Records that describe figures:
----

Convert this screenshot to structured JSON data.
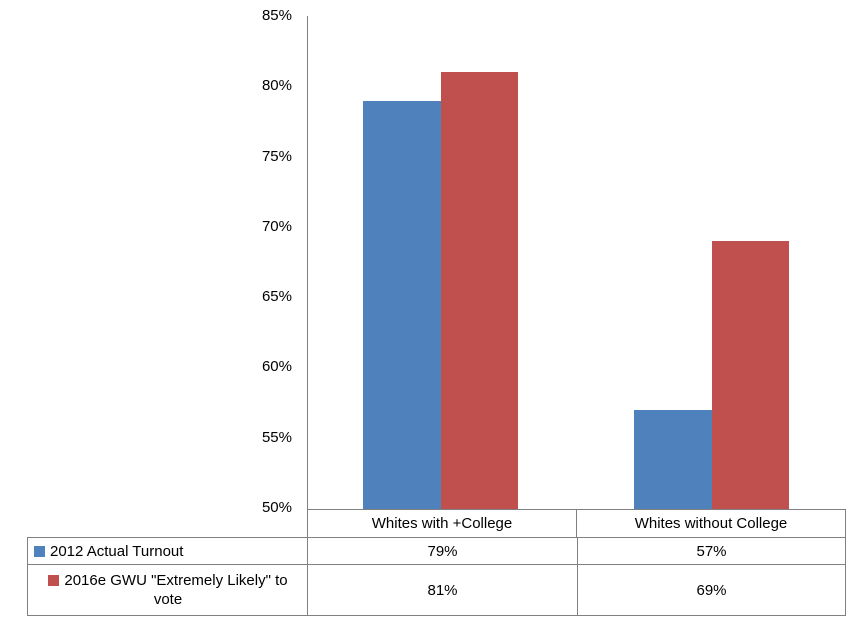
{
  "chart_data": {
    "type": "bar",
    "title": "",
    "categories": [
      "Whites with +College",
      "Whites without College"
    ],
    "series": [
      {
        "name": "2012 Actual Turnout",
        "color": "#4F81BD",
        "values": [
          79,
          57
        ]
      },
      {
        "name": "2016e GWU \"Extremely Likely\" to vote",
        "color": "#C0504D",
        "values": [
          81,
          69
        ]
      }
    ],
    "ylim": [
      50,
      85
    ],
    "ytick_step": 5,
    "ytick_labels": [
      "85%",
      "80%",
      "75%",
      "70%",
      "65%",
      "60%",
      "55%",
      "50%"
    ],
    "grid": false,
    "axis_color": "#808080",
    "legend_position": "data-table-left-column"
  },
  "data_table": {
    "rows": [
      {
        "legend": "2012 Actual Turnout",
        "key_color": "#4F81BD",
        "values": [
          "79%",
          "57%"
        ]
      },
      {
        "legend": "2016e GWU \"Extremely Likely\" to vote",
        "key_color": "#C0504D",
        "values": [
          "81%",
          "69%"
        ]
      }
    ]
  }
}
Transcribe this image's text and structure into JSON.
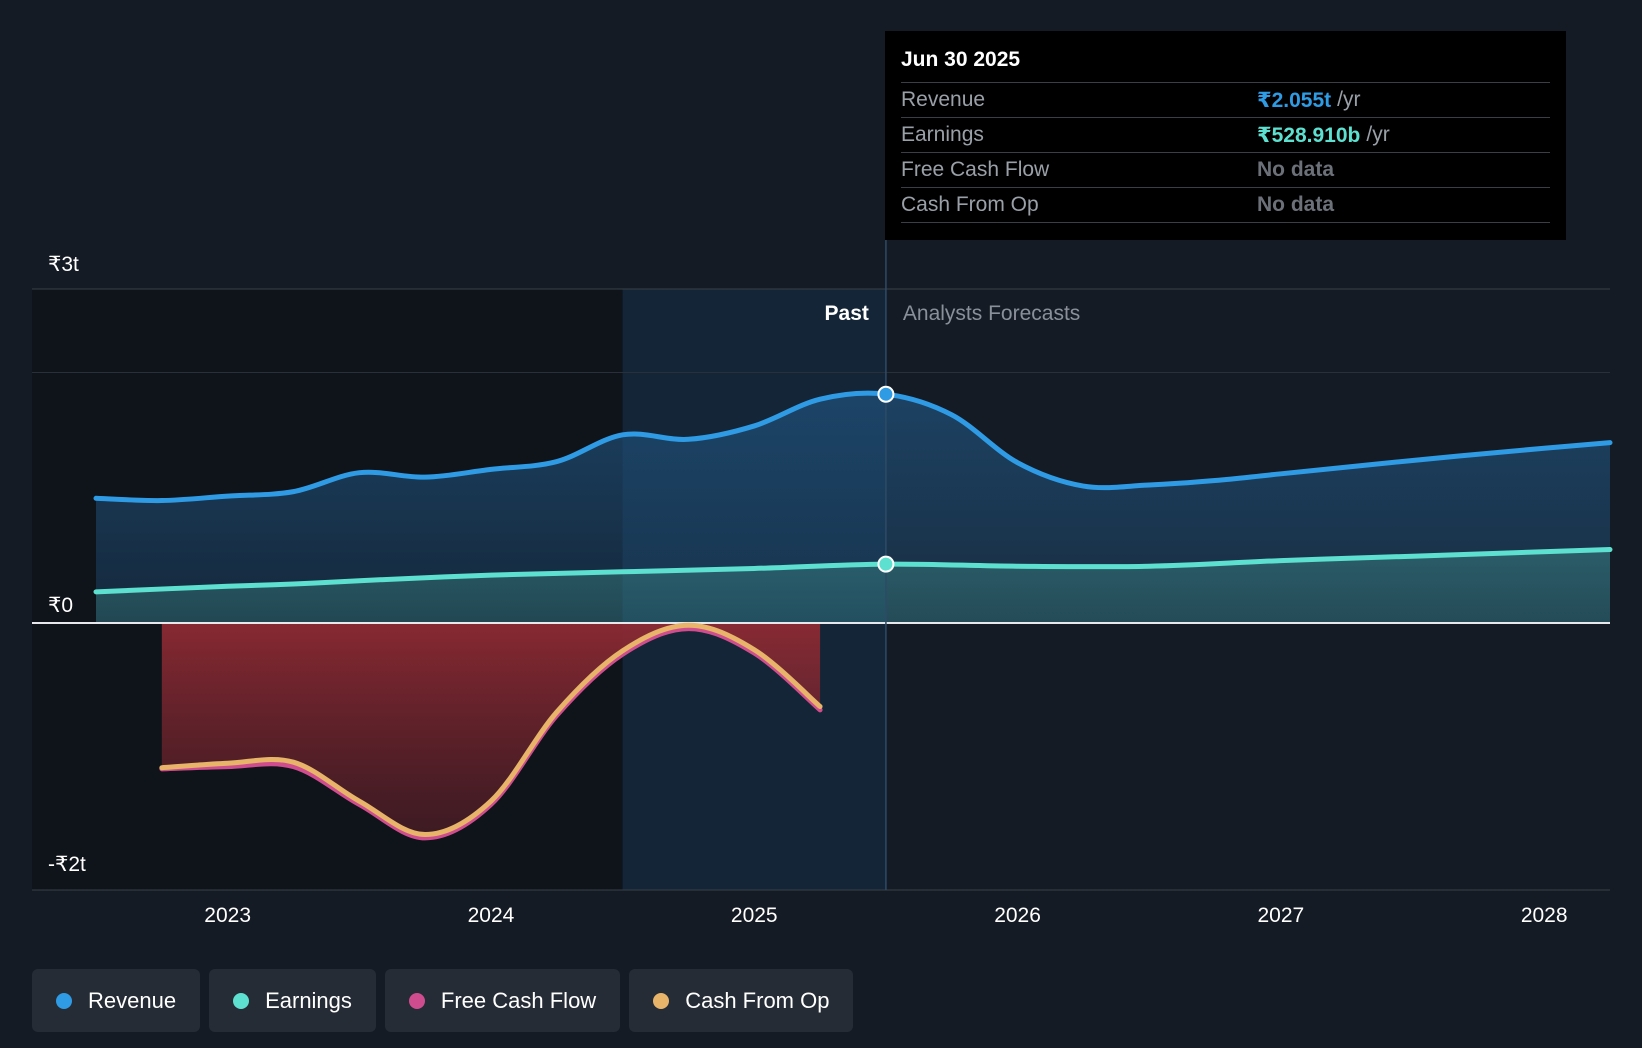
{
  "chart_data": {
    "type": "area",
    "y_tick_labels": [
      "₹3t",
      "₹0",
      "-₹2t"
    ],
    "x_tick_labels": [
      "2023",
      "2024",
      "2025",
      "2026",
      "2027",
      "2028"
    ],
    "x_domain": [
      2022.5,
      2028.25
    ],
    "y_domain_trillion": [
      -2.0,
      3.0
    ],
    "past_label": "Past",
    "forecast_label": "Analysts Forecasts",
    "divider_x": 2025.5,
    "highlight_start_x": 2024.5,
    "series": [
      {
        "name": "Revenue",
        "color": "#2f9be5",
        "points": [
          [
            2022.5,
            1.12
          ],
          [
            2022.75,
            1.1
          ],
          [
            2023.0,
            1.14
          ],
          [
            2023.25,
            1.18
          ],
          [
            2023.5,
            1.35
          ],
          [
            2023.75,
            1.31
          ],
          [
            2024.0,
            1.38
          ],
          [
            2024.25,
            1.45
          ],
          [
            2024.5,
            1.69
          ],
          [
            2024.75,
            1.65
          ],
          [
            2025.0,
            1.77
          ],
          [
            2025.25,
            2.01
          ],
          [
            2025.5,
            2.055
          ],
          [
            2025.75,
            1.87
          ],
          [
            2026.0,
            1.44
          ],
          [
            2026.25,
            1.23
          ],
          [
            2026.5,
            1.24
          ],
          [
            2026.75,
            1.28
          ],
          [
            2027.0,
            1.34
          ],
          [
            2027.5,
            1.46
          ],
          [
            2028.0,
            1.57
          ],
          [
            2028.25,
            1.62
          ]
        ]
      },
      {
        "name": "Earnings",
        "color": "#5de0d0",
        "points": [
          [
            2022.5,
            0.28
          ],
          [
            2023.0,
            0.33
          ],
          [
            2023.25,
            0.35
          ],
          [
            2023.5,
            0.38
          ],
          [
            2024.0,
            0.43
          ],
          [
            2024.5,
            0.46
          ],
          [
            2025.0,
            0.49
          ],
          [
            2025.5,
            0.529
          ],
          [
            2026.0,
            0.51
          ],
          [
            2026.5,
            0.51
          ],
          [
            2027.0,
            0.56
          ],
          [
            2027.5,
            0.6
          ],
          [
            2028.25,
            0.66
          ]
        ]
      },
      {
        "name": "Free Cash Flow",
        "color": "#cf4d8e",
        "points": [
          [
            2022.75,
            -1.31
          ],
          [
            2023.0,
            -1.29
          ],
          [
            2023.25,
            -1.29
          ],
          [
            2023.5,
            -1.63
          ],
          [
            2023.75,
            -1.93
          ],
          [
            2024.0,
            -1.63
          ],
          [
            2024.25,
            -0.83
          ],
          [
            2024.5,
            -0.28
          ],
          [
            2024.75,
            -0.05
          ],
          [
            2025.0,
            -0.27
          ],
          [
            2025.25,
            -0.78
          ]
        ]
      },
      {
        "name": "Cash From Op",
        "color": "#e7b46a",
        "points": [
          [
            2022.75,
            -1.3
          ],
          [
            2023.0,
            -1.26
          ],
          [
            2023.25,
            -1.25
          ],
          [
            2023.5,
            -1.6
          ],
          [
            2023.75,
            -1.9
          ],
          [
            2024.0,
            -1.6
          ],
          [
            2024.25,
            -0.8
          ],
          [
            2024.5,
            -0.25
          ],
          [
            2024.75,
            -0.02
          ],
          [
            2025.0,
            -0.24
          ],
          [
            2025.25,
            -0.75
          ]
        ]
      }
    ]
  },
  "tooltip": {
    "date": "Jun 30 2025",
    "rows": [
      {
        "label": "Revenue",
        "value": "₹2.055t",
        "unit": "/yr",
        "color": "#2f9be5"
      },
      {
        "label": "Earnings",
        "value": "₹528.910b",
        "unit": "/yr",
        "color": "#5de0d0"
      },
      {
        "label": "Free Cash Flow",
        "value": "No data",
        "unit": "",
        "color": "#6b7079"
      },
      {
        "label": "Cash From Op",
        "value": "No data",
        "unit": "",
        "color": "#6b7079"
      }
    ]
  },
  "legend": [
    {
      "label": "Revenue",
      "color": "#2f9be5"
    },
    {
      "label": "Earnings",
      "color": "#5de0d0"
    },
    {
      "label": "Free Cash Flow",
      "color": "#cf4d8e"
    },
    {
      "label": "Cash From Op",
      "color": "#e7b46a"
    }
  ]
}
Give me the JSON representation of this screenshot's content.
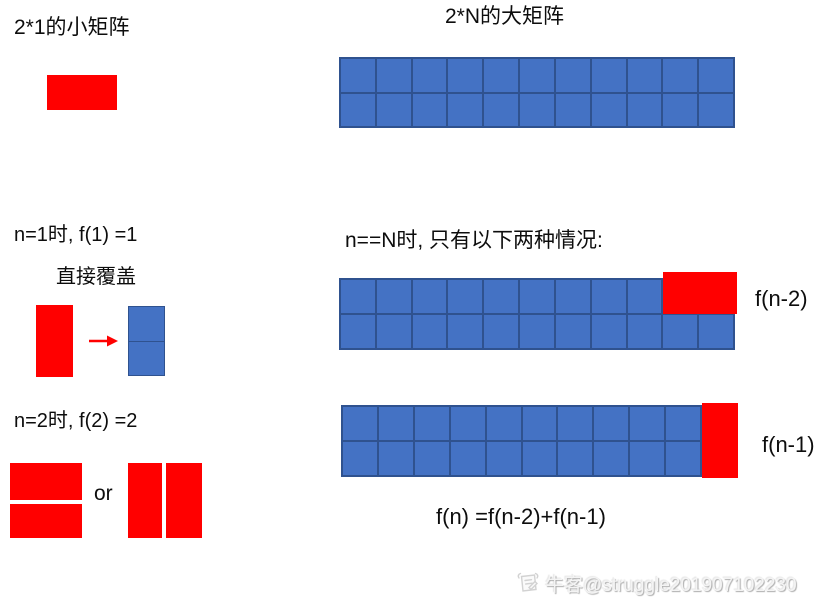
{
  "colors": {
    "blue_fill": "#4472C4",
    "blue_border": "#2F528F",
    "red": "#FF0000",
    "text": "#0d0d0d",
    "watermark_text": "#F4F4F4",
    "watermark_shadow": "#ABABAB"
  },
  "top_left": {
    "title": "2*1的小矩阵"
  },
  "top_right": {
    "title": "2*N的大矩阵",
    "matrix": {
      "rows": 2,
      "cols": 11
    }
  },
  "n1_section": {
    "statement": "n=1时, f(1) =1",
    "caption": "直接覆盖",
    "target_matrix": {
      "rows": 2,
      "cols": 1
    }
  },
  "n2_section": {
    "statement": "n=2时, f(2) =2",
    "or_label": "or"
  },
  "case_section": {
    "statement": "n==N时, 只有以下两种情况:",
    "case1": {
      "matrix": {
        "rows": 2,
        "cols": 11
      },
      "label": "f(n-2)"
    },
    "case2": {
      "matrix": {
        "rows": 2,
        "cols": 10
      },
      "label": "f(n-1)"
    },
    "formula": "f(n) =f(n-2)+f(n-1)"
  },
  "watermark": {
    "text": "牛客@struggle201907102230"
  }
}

----

• **WHAT TO PRODUCE**: State only the number of lines in these entries that contain "Extremely".

• **FINISHED ANSWER**: 2